• [RECORDS FOR PROCESSING]
☆ ☆ ☆
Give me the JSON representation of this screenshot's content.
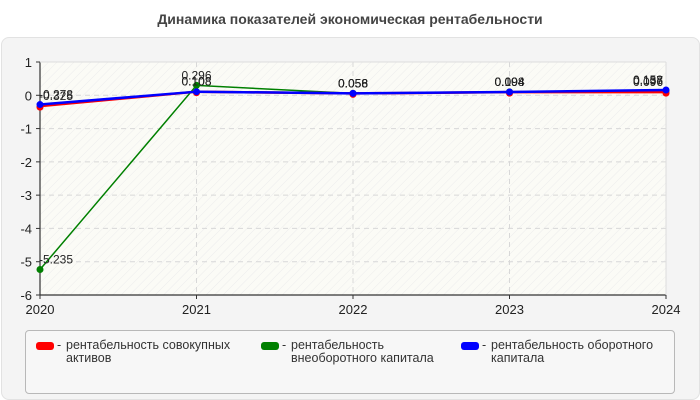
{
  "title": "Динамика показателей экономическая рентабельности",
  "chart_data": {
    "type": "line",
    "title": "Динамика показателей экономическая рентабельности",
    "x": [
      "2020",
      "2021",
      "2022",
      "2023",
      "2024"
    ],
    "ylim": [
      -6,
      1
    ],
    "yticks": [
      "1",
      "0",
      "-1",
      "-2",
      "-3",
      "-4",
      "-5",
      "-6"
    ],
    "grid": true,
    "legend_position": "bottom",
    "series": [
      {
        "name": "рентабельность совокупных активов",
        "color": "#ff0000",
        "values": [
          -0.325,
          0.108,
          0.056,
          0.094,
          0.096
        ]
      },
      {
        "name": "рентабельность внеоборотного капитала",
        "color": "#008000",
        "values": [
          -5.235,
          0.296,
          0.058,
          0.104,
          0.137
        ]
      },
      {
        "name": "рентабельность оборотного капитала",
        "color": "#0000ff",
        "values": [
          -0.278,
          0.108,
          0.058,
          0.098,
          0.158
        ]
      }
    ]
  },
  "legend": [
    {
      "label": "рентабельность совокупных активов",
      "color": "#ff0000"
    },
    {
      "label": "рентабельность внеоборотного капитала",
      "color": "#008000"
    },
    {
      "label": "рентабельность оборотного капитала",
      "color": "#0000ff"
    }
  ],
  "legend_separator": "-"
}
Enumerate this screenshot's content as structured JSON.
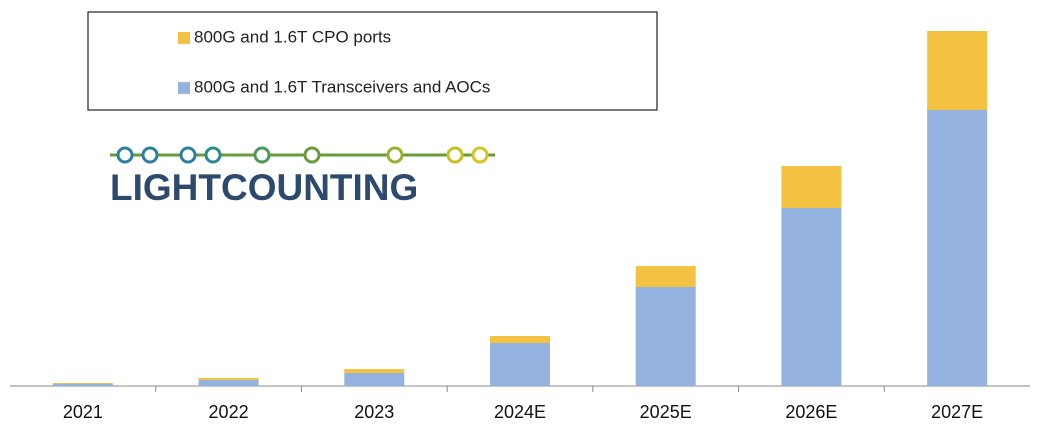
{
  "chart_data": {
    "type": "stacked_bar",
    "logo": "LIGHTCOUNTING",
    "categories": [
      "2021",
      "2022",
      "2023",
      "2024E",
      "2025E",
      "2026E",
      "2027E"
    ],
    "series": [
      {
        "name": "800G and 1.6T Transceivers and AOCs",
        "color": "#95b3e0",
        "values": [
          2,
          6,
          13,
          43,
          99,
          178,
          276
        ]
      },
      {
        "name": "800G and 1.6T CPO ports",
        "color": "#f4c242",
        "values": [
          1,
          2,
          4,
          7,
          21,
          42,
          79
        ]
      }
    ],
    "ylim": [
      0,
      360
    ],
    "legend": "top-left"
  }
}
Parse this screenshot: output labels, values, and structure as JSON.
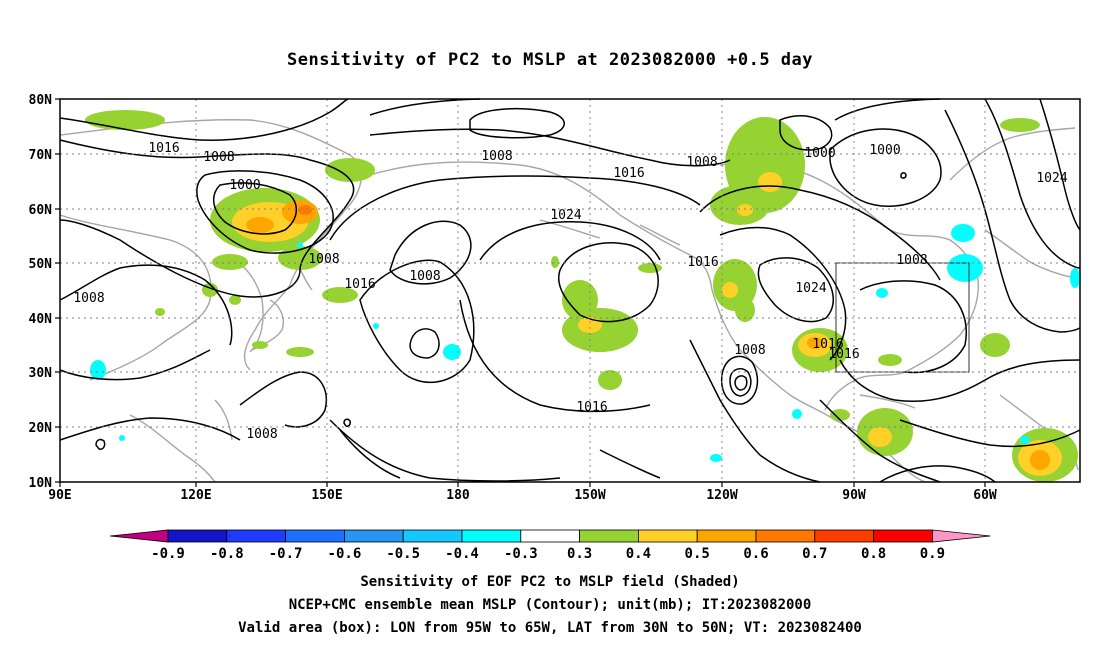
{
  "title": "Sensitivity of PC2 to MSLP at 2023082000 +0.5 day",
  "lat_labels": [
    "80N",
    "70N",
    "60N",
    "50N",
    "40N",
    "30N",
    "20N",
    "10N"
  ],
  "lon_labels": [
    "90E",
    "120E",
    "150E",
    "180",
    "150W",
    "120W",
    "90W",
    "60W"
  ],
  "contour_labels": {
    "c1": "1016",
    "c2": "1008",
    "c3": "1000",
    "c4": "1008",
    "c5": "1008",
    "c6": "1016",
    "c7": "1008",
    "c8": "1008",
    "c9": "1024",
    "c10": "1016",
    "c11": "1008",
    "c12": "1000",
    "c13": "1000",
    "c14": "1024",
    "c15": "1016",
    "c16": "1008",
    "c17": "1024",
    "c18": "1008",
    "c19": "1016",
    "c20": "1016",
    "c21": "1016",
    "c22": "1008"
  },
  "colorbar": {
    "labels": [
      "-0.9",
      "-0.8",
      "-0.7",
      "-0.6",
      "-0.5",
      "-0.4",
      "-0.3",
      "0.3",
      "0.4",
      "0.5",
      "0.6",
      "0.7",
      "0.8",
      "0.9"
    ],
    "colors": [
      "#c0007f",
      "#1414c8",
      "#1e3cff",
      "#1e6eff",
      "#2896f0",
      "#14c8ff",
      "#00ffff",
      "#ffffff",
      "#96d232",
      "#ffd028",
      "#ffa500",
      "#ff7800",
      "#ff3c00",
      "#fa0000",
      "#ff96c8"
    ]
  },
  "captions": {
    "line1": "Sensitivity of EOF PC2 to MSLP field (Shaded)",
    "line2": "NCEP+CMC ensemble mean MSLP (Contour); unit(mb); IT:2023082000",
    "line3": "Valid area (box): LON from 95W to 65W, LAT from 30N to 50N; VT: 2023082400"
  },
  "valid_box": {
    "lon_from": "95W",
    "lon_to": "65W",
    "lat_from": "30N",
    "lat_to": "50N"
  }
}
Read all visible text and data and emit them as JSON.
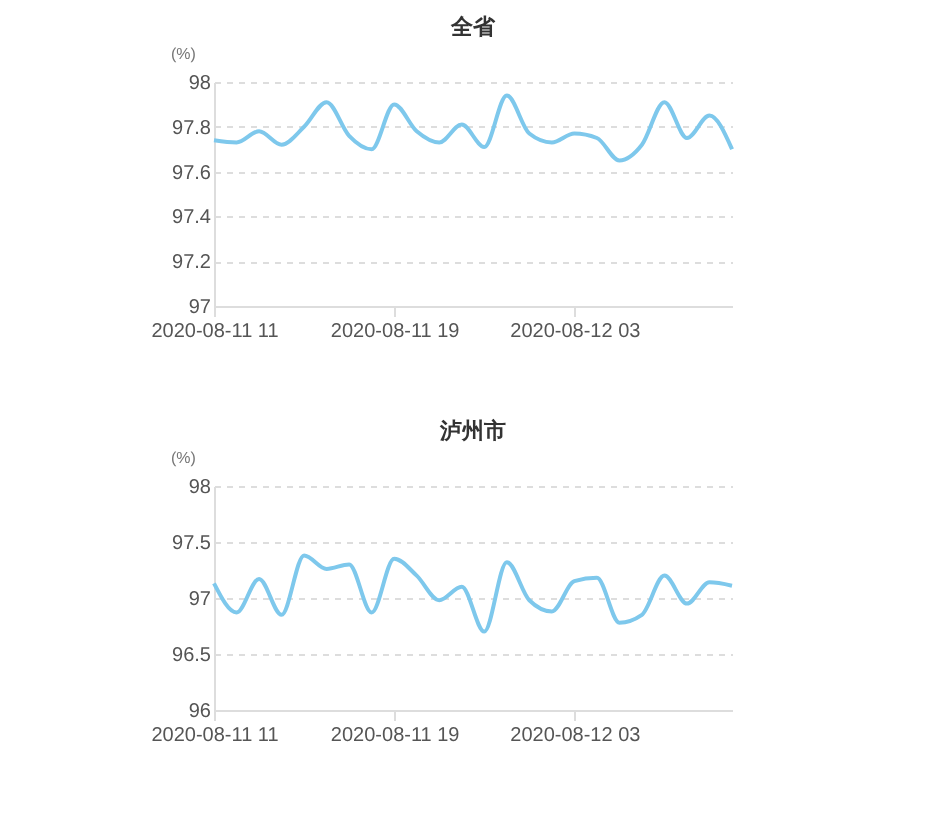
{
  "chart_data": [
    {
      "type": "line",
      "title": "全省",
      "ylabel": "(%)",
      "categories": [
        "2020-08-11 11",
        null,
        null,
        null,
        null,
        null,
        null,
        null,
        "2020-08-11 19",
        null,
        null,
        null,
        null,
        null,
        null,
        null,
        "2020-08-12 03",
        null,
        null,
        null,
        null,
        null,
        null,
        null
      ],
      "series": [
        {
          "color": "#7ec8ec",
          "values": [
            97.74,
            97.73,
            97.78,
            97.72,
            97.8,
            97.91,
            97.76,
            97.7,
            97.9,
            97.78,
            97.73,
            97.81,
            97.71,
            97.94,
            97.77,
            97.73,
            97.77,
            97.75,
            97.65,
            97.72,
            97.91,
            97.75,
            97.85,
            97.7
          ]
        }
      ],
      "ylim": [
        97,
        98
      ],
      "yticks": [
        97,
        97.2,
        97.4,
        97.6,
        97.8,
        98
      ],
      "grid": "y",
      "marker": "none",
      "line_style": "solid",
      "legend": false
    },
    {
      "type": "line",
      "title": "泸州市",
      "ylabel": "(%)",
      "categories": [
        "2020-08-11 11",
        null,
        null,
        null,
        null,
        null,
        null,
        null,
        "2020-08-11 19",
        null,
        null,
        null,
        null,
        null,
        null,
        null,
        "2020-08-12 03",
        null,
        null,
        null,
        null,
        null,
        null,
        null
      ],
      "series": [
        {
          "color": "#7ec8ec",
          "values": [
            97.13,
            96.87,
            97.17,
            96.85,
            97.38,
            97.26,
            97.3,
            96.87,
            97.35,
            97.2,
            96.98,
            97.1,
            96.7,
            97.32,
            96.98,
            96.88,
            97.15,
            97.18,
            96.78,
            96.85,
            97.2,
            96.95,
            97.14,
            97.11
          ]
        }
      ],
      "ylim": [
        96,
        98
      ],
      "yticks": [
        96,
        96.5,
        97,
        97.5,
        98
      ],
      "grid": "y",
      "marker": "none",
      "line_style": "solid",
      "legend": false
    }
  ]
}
☆ ☆ ☆
• [DIRECTIONS FOR THIS TASK] The pictures should not appear in the copy; every other part of the records above must be returned exactly.

• [SOLUTION TO THE PROBLEM]
Give me the JSON representation of this screenshot's content.
{
  "title": "Динамика показателей экономическая рентабельности",
  "chart_data": {
    "type": "line",
    "title": "Динамика показателей экономическая рентабельности",
    "x": [
      "2020",
      "2021",
      "2022",
      "2023",
      "2024"
    ],
    "ylim": [
      -6,
      1
    ],
    "yticks": [
      "1",
      "0",
      "-1",
      "-2",
      "-3",
      "-4",
      "-5",
      "-6"
    ],
    "grid": true,
    "legend_position": "bottom",
    "series": [
      {
        "name": "рентабельность совокупных активов",
        "color": "#ff0000",
        "values": [
          -0.325,
          0.108,
          0.056,
          0.094,
          0.096
        ]
      },
      {
        "name": "рентабельность внеоборотного капитала",
        "color": "#008000",
        "values": [
          -5.235,
          0.296,
          0.058,
          0.104,
          0.137
        ]
      },
      {
        "name": "рентабельность оборотного капитала",
        "color": "#0000ff",
        "values": [
          -0.278,
          0.108,
          0.058,
          0.098,
          0.158
        ]
      }
    ]
  },
  "legend": [
    {
      "label": "рентабельность совокупных активов",
      "color": "#ff0000"
    },
    {
      "label": "рентабельность внеоборотного капитала",
      "color": "#008000"
    },
    {
      "label": "рентабельность оборотного капитала",
      "color": "#0000ff"
    }
  ],
  "legend_separator": "-"
}
Enumerate this screenshot's content as structured JSON.
{
  "chart_data": {
    "type": "stacked_bar",
    "logo": "LIGHTCOUNTING",
    "categories": [
      "2021",
      "2022",
      "2023",
      "2024E",
      "2025E",
      "2026E",
      "2027E"
    ],
    "series": [
      {
        "name": "800G and 1.6T Transceivers and AOCs",
        "color": "#95b3e0",
        "values": [
          2,
          6,
          13,
          43,
          99,
          178,
          276
        ]
      },
      {
        "name": "800G and 1.6T CPO ports",
        "color": "#f4c242",
        "values": [
          1,
          2,
          4,
          7,
          21,
          42,
          79
        ]
      }
    ],
    "ylim": [
      0,
      360
    ],
    "legend": "top-left"
  }
}
Parse this screenshot: output labels, values, and structure as JSON.
{
  "title": "Sensitivity of PC2 to MSLP at 2023082000 +0.5 day",
  "lat_labels": [
    "80N",
    "70N",
    "60N",
    "50N",
    "40N",
    "30N",
    "20N",
    "10N"
  ],
  "lon_labels": [
    "90E",
    "120E",
    "150E",
    "180",
    "150W",
    "120W",
    "90W",
    "60W"
  ],
  "contour_labels": {
    "c1": "1016",
    "c2": "1008",
    "c3": "1000",
    "c4": "1008",
    "c5": "1008",
    "c6": "1016",
    "c7": "1008",
    "c8": "1008",
    "c9": "1024",
    "c10": "1016",
    "c11": "1008",
    "c12": "1000",
    "c13": "1000",
    "c14": "1024",
    "c15": "1016",
    "c16": "1008",
    "c17": "1024",
    "c18": "1008",
    "c19": "1016",
    "c20": "1016",
    "c21": "1016",
    "c22": "1008"
  },
  "colorbar": {
    "labels": [
      "-0.9",
      "-0.8",
      "-0.7",
      "-0.6",
      "-0.5",
      "-0.4",
      "-0.3",
      "0.3",
      "0.4",
      "0.5",
      "0.6",
      "0.7",
      "0.8",
      "0.9"
    ],
    "colors": [
      "#c0007f",
      "#1414c8",
      "#1e3cff",
      "#1e6eff",
      "#2896f0",
      "#14c8ff",
      "#00ffff",
      "#ffffff",
      "#96d232",
      "#ffd028",
      "#ffa500",
      "#ff7800",
      "#ff3c00",
      "#fa0000",
      "#ff96c8"
    ]
  },
  "captions": {
    "line1": "Sensitivity of EOF PC2 to MSLP field (Shaded)",
    "line2": "NCEP+CMC ensemble mean MSLP (Contour); unit(mb); IT:2023082000",
    "line3": "Valid area (box): LON from 95W to 65W, LAT from 30N to 50N; VT: 2023082400"
  },
  "valid_box": {
    "lon_from": "95W",
    "lon_to": "65W",
    "lat_from": "30N",
    "lat_to": "50N"
  }
}
Read all visible text and data and emit them as JSON.
{
  "chart_data": [
    {
      "type": "line",
      "title": "全省",
      "ylabel": "(%)",
      "categories": [
        "2020-08-11 11",
        null,
        null,
        null,
        null,
        null,
        null,
        null,
        "2020-08-11 19",
        null,
        null,
        null,
        null,
        null,
        null,
        null,
        "2020-08-12 03",
        null,
        null,
        null,
        null,
        null,
        null,
        null
      ],
      "series": [
        {
          "color": "#7ec8ec",
          "values": [
            97.74,
            97.73,
            97.78,
            97.72,
            97.8,
            97.91,
            97.76,
            97.7,
            97.9,
            97.78,
            97.73,
            97.81,
            97.71,
            97.94,
            97.77,
            97.73,
            97.77,
            97.75,
            97.65,
            97.72,
            97.91,
            97.75,
            97.85,
            97.7
          ]
        }
      ],
      "ylim": [
        97,
        98
      ],
      "yticks": [
        97,
        97.2,
        97.4,
        97.6,
        97.8,
        98
      ],
      "grid": "y",
      "marker": "none",
      "line_style": "solid",
      "legend": false
    },
    {
      "type": "line",
      "title": "泸州市",
      "ylabel": "(%)",
      "categories": [
        "2020-08-11 11",
        null,
        null,
        null,
        null,
        null,
        null,
        null,
        "2020-08-11 19",
        null,
        null,
        null,
        null,
        null,
        null,
        null,
        "2020-08-12 03",
        null,
        null,
        null,
        null,
        null,
        null,
        null
      ],
      "series": [
        {
          "color": "#7ec8ec",
          "values": [
            97.13,
            96.87,
            97.17,
            96.85,
            97.38,
            97.26,
            97.3,
            96.87,
            97.35,
            97.2,
            96.98,
            97.1,
            96.7,
            97.32,
            96.98,
            96.88,
            97.15,
            97.18,
            96.78,
            96.85,
            97.2,
            96.95,
            97.14,
            97.11
          ]
        }
      ],
      "ylim": [
        96,
        98
      ],
      "yticks": [
        96,
        96.5,
        97,
        97.5,
        98
      ],
      "grid": "y",
      "marker": "none",
      "line_style": "solid",
      "legend": false
    }
  ]
}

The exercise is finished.